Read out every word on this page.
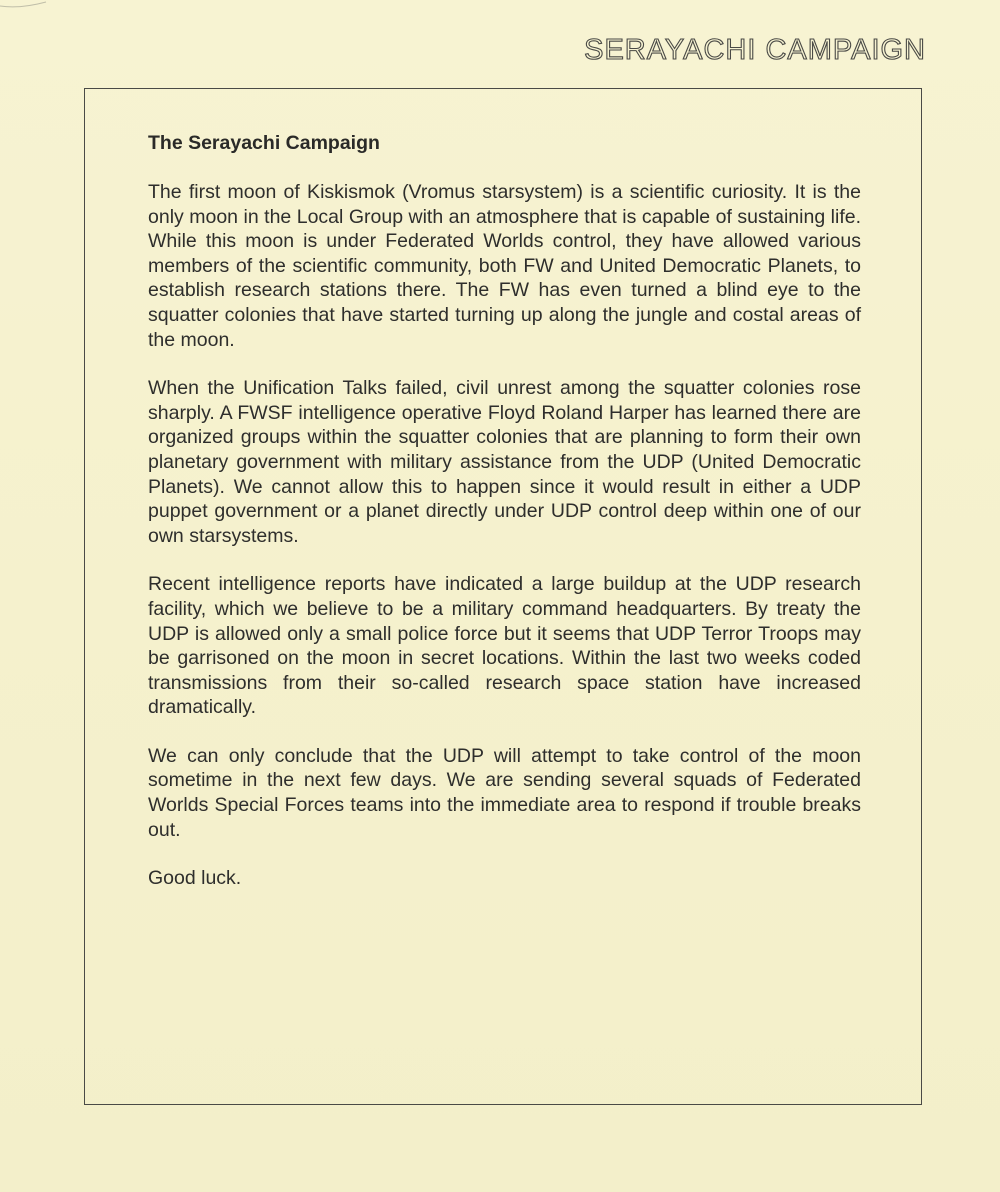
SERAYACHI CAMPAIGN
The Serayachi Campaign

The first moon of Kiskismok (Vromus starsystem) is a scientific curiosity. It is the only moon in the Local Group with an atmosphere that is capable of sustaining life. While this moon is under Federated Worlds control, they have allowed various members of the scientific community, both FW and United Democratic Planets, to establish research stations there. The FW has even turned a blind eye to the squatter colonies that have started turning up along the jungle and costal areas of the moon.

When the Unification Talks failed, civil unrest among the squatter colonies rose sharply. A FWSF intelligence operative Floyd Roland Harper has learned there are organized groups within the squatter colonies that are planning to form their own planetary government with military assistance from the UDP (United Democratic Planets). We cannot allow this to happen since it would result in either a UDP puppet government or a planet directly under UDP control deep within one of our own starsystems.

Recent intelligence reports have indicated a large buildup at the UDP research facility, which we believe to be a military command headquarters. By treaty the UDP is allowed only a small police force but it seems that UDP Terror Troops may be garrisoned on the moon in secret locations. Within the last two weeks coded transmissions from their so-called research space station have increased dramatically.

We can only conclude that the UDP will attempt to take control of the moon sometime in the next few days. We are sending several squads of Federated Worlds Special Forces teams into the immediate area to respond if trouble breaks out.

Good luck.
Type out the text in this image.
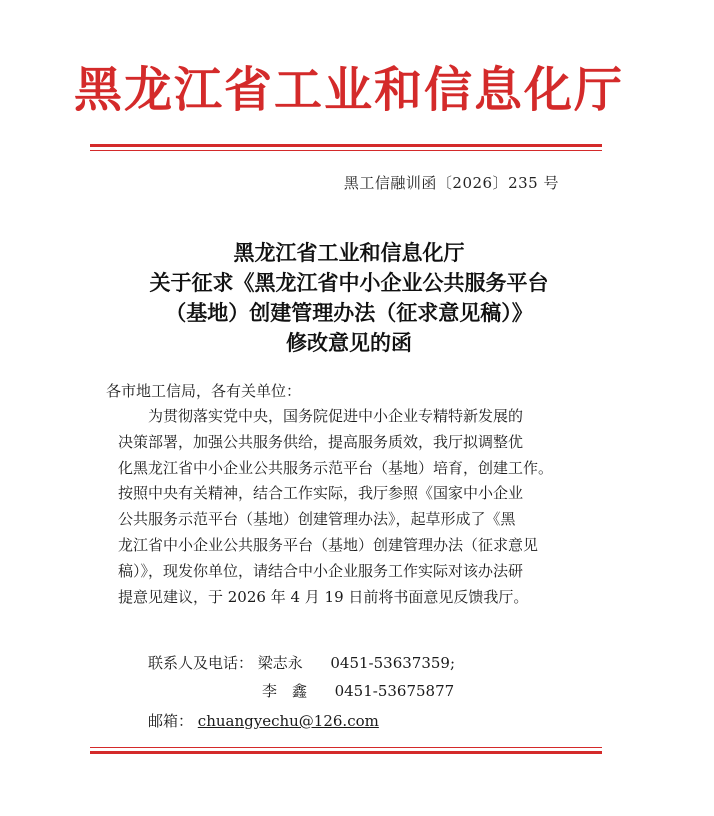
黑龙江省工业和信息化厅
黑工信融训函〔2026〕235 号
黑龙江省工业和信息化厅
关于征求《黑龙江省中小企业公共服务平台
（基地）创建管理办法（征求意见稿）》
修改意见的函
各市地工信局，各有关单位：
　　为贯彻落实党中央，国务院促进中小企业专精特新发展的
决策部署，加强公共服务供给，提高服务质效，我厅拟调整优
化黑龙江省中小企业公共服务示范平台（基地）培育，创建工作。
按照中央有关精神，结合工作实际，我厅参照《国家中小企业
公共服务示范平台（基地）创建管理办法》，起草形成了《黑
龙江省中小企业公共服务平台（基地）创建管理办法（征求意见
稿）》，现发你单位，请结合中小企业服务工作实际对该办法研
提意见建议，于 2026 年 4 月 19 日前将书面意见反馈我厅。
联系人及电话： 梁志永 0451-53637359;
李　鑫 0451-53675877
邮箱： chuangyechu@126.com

++++++++++++++++++++

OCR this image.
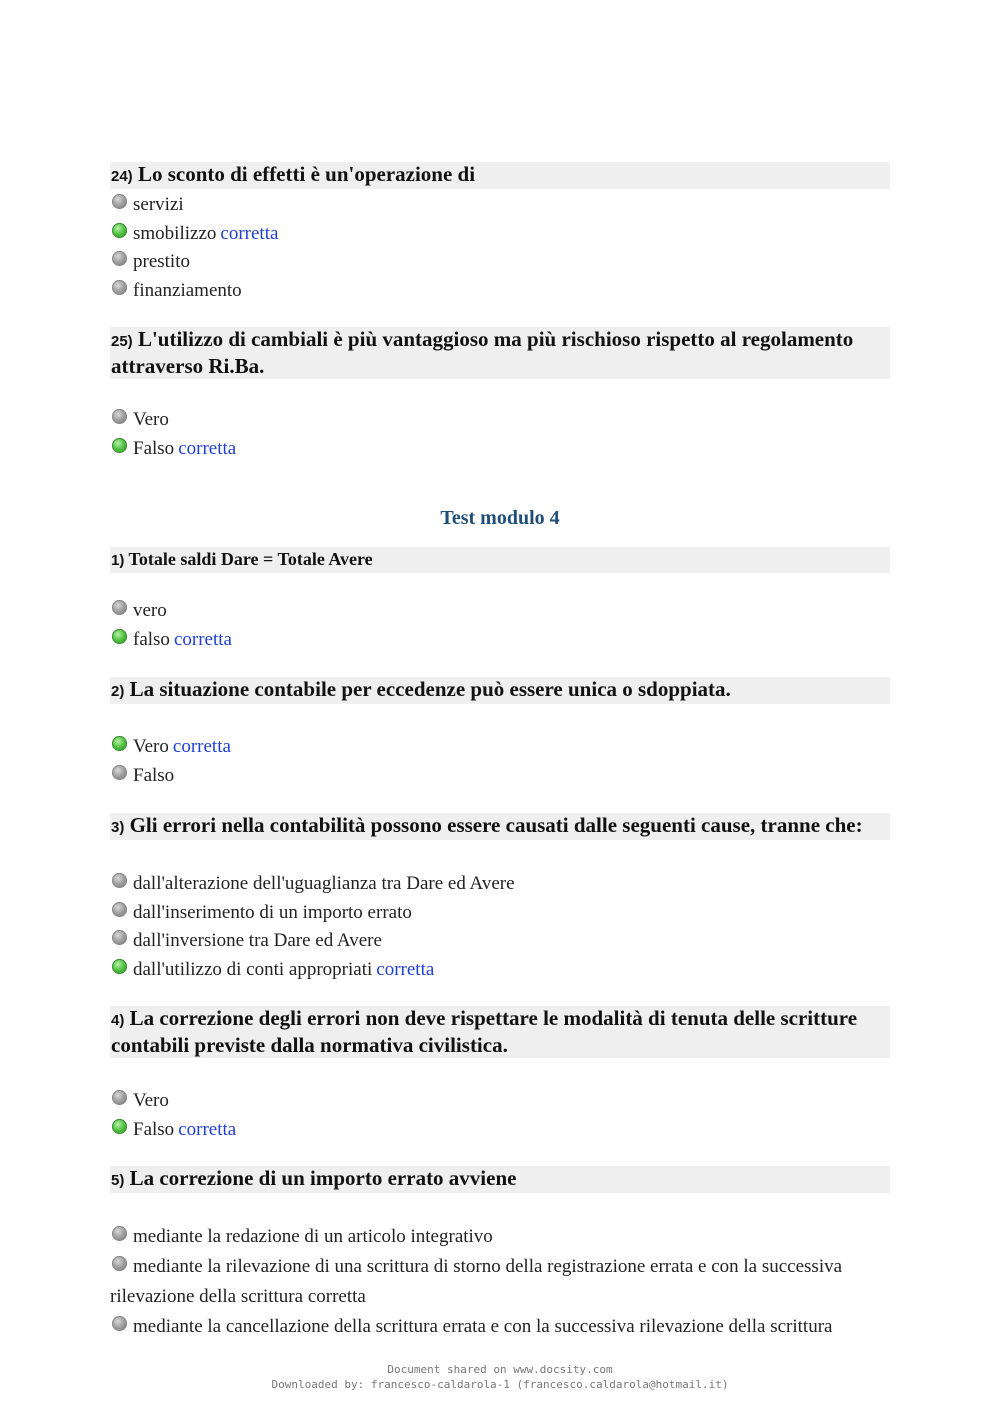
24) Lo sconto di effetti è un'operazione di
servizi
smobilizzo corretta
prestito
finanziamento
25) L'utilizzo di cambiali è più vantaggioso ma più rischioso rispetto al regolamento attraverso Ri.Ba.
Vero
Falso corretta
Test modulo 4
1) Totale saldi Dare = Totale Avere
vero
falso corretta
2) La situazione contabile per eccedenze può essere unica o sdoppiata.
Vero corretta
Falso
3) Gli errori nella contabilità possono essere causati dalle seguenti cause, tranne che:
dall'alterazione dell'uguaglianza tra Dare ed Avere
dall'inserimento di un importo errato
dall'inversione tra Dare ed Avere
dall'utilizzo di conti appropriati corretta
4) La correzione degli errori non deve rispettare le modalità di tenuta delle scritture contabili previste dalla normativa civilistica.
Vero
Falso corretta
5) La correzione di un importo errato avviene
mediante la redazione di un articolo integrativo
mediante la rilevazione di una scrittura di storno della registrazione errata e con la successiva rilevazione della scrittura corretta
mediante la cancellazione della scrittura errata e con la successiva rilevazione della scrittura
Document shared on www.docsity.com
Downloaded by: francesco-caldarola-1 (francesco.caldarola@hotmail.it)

++++++++++++++++++++

Exercise requirements:
Identify each line of the material where the word "Avere" shows up, and copy it.

Task solution:
1) Totale saldi Dare = Totale Avere
dall'alterazione dell'uguaglianza tra Dare ed Avere
dall'inversione tra Dare ed Avere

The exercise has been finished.